Your instructions — Check each line of the listing below for the word "lead" and say how many lines have it. Nothing else should be written.

[start of Source material]

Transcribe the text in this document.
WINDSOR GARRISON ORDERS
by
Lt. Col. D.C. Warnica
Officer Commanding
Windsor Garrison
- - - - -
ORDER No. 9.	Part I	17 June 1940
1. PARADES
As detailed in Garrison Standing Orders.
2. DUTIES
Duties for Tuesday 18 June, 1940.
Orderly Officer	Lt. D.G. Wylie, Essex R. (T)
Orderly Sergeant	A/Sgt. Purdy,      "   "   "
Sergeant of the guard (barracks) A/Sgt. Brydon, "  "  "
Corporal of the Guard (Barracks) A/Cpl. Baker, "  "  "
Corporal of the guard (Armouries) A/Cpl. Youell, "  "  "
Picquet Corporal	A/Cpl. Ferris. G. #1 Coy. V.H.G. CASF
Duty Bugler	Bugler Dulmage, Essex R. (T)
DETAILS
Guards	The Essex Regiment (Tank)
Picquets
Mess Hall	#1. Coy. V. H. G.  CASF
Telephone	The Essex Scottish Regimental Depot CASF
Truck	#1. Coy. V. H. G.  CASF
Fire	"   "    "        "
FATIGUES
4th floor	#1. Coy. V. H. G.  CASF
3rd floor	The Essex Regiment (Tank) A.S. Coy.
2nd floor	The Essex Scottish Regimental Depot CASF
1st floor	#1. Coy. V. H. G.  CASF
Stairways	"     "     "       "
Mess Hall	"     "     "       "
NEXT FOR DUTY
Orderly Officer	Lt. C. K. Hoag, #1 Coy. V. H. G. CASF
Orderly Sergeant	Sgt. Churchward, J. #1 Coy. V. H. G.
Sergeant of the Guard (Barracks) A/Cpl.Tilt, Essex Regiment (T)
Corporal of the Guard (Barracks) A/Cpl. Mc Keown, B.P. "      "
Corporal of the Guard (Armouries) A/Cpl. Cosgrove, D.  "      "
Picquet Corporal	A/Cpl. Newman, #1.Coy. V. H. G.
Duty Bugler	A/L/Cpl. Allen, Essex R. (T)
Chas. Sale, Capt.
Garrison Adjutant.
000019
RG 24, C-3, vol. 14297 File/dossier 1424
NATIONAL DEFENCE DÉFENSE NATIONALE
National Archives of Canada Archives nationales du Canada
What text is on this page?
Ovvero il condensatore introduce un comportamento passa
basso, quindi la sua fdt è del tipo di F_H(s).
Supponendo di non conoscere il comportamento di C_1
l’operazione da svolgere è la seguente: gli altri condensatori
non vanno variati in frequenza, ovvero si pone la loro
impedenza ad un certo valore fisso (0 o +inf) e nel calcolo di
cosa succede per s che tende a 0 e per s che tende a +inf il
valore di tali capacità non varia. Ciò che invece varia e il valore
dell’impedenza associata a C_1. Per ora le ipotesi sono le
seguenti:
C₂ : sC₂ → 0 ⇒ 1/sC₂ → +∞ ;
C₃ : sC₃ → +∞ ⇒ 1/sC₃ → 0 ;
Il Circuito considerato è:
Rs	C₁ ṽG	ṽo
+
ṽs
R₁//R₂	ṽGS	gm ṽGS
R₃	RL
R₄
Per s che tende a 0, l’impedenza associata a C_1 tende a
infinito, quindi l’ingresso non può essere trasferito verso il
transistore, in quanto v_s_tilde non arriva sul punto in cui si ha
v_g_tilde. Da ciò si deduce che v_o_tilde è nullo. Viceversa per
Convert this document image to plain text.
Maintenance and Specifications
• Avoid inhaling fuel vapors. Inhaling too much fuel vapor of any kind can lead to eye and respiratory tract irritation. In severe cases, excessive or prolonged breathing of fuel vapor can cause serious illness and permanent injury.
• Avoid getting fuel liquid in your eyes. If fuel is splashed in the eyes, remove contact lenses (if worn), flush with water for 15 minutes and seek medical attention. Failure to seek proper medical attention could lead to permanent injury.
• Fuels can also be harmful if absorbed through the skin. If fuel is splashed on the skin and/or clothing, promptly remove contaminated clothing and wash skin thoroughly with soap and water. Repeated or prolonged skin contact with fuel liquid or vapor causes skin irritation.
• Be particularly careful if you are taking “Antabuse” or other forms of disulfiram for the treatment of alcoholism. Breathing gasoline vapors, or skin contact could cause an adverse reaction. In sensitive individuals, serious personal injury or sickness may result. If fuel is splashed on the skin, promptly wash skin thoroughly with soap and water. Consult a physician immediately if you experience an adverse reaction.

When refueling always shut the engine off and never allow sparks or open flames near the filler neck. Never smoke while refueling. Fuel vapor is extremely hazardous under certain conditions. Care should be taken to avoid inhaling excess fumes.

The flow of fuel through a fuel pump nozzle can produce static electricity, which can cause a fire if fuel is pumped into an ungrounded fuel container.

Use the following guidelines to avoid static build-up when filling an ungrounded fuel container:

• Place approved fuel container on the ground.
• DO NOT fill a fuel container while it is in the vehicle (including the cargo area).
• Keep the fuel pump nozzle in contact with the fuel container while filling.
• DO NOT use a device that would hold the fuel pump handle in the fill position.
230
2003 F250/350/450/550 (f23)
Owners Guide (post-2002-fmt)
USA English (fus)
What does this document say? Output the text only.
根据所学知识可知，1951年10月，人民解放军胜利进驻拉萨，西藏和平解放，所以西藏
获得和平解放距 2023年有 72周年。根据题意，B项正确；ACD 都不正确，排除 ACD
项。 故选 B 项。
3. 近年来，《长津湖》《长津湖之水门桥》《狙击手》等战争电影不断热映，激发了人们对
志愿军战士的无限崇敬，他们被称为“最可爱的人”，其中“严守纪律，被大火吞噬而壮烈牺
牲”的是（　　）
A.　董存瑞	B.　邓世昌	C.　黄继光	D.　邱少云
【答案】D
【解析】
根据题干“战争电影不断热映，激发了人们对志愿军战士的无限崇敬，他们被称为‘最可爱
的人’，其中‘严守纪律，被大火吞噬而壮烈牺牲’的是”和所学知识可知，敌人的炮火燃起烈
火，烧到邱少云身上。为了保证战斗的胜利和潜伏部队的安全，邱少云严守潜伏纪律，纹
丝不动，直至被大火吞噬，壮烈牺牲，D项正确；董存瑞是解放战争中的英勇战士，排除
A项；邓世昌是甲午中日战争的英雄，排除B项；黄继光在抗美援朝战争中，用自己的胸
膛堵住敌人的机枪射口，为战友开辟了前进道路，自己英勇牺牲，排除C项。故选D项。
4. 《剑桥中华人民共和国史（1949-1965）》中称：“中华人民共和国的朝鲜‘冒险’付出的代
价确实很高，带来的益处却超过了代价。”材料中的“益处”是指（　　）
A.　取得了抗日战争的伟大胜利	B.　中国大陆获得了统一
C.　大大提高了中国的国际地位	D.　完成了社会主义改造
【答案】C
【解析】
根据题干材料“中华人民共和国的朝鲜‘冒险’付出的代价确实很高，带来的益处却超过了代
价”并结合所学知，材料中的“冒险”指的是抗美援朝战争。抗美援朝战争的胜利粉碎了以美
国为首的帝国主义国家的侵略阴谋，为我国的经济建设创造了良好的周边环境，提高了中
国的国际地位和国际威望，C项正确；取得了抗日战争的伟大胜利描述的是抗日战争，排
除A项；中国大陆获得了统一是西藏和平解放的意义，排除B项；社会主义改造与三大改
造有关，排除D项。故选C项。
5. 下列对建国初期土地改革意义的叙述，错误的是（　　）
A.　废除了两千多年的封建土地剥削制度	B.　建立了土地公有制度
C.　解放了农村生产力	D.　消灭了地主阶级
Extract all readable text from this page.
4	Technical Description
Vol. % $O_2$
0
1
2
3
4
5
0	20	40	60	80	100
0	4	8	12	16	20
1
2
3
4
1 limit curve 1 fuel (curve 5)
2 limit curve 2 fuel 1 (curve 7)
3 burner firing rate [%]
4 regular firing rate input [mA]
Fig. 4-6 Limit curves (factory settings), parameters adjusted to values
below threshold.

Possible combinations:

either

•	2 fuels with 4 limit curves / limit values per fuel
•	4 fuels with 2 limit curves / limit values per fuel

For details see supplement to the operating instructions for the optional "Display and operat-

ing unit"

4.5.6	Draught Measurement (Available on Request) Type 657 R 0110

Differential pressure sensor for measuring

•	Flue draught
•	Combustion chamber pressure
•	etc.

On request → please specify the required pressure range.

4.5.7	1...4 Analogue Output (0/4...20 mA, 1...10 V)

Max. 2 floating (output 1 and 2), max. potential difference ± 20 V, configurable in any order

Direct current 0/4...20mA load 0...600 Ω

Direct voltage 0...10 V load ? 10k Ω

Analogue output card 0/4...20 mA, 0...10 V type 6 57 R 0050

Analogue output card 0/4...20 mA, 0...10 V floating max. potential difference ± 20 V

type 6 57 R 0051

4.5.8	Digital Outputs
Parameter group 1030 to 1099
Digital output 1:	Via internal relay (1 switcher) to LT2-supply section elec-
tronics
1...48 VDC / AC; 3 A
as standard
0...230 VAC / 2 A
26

[end of Source material]

Exercise response — 2